## Problem statement
State the number of lines where "KURACÍ" appears. Add nothing else.

## Given data
________________
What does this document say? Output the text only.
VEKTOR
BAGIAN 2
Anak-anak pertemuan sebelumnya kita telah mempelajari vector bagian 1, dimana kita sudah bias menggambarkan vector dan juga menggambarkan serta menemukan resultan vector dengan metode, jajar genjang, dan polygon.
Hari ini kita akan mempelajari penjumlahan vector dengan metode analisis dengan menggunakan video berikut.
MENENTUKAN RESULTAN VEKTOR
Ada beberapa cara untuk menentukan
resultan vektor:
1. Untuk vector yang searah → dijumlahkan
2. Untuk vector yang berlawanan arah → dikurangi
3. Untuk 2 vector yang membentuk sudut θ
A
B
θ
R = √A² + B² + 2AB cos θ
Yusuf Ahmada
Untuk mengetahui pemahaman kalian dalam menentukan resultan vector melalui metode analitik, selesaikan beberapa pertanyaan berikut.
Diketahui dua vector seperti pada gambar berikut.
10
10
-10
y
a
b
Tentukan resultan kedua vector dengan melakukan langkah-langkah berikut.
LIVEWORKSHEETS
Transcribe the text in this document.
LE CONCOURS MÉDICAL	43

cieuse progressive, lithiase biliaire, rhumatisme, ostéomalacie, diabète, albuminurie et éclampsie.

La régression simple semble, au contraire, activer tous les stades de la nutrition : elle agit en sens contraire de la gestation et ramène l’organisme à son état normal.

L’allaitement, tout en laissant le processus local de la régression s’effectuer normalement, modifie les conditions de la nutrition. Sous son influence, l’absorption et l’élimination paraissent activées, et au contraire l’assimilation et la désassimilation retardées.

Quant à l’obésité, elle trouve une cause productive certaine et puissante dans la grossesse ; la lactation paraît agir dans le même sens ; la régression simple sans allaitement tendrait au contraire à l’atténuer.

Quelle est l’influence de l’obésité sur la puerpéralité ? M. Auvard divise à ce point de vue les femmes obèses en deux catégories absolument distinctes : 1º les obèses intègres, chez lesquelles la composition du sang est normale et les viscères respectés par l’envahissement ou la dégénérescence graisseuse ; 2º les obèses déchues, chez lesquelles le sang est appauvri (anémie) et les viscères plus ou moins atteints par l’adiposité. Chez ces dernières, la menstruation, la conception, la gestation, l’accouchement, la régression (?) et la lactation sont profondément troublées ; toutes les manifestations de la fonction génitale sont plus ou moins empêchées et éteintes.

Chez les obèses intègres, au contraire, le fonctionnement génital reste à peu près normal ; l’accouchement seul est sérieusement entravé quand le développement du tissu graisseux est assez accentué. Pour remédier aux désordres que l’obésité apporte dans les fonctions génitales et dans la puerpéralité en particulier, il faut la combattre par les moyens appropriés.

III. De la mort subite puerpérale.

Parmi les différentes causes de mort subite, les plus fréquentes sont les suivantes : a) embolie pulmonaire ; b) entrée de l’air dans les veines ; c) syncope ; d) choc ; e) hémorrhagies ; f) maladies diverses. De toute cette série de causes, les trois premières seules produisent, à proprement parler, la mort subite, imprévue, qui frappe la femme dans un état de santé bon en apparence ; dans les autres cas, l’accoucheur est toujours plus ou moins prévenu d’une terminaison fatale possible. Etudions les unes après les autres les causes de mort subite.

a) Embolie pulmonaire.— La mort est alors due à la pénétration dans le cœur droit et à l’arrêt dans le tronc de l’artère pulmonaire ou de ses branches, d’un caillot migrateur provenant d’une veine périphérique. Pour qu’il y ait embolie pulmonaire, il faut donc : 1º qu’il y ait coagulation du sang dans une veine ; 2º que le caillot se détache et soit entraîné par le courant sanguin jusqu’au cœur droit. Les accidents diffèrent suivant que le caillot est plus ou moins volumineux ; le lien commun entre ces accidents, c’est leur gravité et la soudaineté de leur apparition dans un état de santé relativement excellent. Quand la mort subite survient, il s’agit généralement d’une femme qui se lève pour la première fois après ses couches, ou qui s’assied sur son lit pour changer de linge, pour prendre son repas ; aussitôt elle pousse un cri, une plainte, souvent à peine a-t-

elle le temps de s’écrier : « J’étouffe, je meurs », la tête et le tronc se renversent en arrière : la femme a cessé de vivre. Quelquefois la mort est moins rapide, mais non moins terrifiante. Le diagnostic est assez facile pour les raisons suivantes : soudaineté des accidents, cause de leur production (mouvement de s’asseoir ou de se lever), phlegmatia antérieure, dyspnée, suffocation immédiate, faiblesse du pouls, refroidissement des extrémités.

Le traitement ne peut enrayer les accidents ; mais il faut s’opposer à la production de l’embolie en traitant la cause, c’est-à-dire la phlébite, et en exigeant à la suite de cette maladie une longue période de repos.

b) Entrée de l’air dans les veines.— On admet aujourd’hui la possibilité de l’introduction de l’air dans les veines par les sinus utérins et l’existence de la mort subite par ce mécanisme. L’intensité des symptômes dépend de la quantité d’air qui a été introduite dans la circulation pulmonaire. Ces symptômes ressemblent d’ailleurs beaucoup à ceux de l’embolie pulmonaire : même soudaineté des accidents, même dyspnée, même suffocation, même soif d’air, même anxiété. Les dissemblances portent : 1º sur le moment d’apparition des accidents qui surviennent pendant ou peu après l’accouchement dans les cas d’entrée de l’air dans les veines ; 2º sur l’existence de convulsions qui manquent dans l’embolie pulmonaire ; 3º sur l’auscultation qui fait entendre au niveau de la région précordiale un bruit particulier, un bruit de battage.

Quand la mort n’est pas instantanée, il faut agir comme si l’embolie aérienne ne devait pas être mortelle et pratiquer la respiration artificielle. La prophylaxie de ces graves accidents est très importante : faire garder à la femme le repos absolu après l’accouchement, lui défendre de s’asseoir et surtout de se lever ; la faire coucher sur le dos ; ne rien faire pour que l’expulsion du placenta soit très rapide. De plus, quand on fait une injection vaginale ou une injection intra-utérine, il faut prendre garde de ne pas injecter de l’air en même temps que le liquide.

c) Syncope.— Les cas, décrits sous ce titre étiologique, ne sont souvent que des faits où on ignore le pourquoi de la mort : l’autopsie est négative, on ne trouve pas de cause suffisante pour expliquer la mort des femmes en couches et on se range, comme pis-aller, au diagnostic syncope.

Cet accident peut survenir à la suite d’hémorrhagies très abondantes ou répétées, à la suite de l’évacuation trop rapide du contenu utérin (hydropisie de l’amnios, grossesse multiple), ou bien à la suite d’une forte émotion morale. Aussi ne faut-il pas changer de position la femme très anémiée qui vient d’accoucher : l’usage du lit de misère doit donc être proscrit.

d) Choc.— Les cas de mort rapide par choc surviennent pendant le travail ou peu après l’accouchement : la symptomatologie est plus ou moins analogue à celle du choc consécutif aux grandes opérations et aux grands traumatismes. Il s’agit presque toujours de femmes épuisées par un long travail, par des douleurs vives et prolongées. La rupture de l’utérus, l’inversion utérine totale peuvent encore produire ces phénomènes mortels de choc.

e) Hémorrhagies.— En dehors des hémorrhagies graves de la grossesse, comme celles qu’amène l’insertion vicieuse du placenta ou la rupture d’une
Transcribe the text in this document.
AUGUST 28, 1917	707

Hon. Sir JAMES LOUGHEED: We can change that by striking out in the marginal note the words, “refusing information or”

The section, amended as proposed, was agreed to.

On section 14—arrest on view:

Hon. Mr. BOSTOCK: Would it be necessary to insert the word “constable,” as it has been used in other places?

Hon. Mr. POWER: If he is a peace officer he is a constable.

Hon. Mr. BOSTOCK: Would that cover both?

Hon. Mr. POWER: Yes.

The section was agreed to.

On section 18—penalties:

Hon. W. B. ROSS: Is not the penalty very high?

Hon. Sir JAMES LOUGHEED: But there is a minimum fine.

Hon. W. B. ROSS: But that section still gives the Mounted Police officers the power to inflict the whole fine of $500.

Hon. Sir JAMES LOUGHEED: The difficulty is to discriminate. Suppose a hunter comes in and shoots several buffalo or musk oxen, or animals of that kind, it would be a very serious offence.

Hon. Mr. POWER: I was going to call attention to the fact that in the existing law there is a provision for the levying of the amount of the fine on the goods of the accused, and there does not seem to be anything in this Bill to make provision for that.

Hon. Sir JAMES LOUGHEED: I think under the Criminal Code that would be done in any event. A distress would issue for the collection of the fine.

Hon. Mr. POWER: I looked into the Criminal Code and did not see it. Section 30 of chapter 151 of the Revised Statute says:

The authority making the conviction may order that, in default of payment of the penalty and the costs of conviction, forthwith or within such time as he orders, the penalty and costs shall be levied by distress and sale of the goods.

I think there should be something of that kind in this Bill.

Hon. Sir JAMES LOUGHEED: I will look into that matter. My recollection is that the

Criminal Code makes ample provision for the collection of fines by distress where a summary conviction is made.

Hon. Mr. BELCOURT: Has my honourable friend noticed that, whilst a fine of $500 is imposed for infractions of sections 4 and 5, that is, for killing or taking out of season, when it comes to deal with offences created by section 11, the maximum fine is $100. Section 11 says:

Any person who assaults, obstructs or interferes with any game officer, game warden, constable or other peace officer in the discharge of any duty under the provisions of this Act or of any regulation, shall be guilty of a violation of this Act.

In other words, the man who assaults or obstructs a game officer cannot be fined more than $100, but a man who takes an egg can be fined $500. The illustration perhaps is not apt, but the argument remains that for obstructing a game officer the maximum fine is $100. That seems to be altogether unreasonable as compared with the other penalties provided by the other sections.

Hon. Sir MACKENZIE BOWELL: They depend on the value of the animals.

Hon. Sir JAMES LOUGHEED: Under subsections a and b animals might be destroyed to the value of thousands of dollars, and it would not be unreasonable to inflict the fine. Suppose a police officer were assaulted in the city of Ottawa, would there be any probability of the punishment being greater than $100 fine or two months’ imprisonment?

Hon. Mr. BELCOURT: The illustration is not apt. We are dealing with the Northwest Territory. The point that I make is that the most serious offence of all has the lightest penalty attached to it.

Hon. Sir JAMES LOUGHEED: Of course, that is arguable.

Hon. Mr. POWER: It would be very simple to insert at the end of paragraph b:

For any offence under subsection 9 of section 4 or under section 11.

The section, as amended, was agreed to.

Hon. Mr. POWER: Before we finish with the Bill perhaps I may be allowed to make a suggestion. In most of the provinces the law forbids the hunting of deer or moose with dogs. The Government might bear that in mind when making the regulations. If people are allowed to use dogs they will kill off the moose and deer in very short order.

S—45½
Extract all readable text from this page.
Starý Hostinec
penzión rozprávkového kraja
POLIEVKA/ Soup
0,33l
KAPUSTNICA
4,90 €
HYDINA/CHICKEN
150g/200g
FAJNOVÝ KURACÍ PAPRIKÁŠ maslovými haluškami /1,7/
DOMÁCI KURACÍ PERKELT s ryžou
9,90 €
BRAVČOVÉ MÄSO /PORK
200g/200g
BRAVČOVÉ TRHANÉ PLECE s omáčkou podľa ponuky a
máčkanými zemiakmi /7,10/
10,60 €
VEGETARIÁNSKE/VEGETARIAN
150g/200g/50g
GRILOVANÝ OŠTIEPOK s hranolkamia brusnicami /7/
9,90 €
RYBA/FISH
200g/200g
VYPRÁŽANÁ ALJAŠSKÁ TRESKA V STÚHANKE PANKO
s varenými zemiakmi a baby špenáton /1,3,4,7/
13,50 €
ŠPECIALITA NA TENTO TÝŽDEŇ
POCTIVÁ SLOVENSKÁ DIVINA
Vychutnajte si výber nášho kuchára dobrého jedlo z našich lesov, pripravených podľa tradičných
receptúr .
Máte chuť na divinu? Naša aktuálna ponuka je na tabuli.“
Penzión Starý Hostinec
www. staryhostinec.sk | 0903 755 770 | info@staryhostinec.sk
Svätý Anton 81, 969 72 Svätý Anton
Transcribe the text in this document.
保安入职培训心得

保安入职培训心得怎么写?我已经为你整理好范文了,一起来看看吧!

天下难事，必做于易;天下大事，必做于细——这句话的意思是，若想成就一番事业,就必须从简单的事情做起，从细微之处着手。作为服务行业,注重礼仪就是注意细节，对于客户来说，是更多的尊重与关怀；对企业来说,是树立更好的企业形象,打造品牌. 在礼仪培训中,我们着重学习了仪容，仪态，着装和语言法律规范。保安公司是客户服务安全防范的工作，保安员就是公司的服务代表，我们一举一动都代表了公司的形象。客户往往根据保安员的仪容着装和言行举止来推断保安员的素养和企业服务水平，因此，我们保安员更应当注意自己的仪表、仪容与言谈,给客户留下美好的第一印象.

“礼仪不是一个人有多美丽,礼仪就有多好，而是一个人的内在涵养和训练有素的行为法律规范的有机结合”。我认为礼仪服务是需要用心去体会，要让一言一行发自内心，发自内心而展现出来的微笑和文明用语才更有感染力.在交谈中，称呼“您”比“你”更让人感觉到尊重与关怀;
________________
## Answer
2